* **TASK DETAILS**
Repeat the material in full. Keep every line exactly as it is.

= = = =

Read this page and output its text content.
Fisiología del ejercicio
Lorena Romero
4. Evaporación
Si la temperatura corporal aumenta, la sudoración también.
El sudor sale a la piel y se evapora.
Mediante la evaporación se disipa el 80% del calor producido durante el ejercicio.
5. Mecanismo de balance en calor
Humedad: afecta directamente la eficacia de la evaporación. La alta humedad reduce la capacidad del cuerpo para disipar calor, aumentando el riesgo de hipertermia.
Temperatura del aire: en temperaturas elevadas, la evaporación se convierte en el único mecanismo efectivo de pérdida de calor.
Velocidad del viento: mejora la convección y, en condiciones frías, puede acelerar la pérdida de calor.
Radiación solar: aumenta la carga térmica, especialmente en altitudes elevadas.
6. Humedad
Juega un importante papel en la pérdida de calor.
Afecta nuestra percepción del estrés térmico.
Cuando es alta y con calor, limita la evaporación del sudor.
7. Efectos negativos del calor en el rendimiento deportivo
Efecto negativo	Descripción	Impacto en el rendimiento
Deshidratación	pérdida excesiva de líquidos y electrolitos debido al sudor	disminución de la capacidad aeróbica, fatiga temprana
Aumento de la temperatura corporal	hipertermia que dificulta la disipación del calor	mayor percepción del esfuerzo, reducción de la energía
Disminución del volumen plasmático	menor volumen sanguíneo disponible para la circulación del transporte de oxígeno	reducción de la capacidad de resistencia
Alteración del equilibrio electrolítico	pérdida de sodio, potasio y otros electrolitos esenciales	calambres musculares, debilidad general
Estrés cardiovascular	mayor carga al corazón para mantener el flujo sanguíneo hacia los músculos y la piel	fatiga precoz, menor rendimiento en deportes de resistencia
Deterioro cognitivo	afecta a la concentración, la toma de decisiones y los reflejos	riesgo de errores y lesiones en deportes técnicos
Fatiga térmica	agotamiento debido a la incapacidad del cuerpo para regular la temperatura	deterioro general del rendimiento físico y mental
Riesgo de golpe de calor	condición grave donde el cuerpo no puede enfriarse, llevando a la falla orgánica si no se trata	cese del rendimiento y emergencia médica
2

= = = =

* **REPLY TO THE TASK**
Read this page and output its text content.
Fisiología del ejercicio
Lorena Romero
4. Evaporación
Si la temperatura corporal aumenta, la sudoración también.
El sudor sale a la piel y se evapora.
Mediante la evaporación se disipa el 80% del calor producido durante el ejercicio.
5. Mecanismo de balance en calor
Humedad: afecta directamente la eficacia de la evaporación. La alta humedad reduce la capacidad del cuerpo para disipar calor, aumentando el riesgo de hipertermia.
Temperatura del aire: en temperaturas elevadas, la evaporación se convierte en el único mecanismo efectivo de pérdida de calor.
Velocidad del viento: mejora la convección y, en condiciones frías, puede acelerar la pérdida de calor.
Radiación solar: aumenta la carga térmica, especialmente en altitudes elevadas.
6. Humedad
Juega un importante papel en la pérdida de calor.
Afecta nuestra percepción del estrés térmico.
Cuando es alta y con calor, limita la evaporación del sudor.
7. Efectos negativos del calor en el rendimiento deportivo
Efecto negativo	Descripción	Impacto en el rendimiento
Deshidratación	pérdida excesiva de líquidos y electrolitos debido al sudor	disminución de la capacidad aeróbica, fatiga temprana
Aumento de la temperatura corporal	hipertermia que dificulta la disipación del calor	mayor percepción del esfuerzo, reducción de la energía
Disminución del volumen plasmático	menor volumen sanguíneo disponible para la circulación del transporte de oxígeno	reducción de la capacidad de resistencia
Alteración del equilibrio electrolítico	pérdida de sodio, potasio y otros electrolitos esenciales	calambres musculares, debilidad general
Estrés cardiovascular	mayor carga al corazón para mantener el flujo sanguíneo hacia los músculos y la piel	fatiga precoz, menor rendimiento en deportes de resistencia
Deterioro cognitivo	afecta a la concentración, la toma de decisiones y los reflejos	riesgo de errores y lesiones en deportes técnicos
Fatiga térmica	agotamiento debido a la incapacidad del cuerpo para regular la temperatura	deterioro general del rendimiento físico y mental
Riesgo de golpe de calor	condición grave donde el cuerpo no puede enfriarse, llevando a la falla orgánica si no se trata	cese del rendimiento y emergencia médica
2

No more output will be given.